List all lines of the data containing the word "Licensed".
[start of Data entries]
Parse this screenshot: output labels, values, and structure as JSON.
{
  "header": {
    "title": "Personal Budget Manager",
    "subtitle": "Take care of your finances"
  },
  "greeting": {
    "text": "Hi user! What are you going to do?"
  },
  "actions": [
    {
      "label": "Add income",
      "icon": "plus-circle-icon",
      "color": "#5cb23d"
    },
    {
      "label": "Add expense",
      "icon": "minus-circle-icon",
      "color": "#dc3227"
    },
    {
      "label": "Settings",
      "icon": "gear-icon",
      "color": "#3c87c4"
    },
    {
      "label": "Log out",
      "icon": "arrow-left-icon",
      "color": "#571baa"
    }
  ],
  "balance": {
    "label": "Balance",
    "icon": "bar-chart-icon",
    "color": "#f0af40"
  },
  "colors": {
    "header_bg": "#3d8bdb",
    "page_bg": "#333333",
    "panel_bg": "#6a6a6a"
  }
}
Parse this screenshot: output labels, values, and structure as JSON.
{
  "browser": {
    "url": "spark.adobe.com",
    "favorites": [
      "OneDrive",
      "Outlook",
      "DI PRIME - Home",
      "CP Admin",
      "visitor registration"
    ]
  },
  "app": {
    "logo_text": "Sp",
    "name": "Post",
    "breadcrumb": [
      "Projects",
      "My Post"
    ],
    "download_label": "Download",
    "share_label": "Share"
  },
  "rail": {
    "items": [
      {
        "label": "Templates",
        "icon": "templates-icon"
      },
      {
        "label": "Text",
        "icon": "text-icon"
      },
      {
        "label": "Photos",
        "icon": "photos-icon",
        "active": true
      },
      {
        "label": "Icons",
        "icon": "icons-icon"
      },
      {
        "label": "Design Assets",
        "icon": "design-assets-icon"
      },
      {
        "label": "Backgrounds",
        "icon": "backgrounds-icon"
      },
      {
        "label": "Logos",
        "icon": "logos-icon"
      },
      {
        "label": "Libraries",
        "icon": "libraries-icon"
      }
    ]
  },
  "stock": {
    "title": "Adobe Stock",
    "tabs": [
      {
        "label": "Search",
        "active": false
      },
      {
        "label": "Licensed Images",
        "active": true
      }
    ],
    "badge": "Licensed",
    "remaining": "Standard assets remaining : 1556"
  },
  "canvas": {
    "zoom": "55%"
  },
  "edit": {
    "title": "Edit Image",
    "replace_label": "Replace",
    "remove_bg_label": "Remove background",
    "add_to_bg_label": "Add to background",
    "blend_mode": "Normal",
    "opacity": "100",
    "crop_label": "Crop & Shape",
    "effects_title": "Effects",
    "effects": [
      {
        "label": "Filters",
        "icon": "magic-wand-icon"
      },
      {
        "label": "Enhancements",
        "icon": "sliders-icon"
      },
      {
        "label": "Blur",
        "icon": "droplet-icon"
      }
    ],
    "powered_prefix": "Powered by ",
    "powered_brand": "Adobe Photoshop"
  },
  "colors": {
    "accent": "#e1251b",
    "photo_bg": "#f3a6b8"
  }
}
[end of Data entries]
Reply to the task -
        "label": "Licensed Images",
    "badge": "Licensed",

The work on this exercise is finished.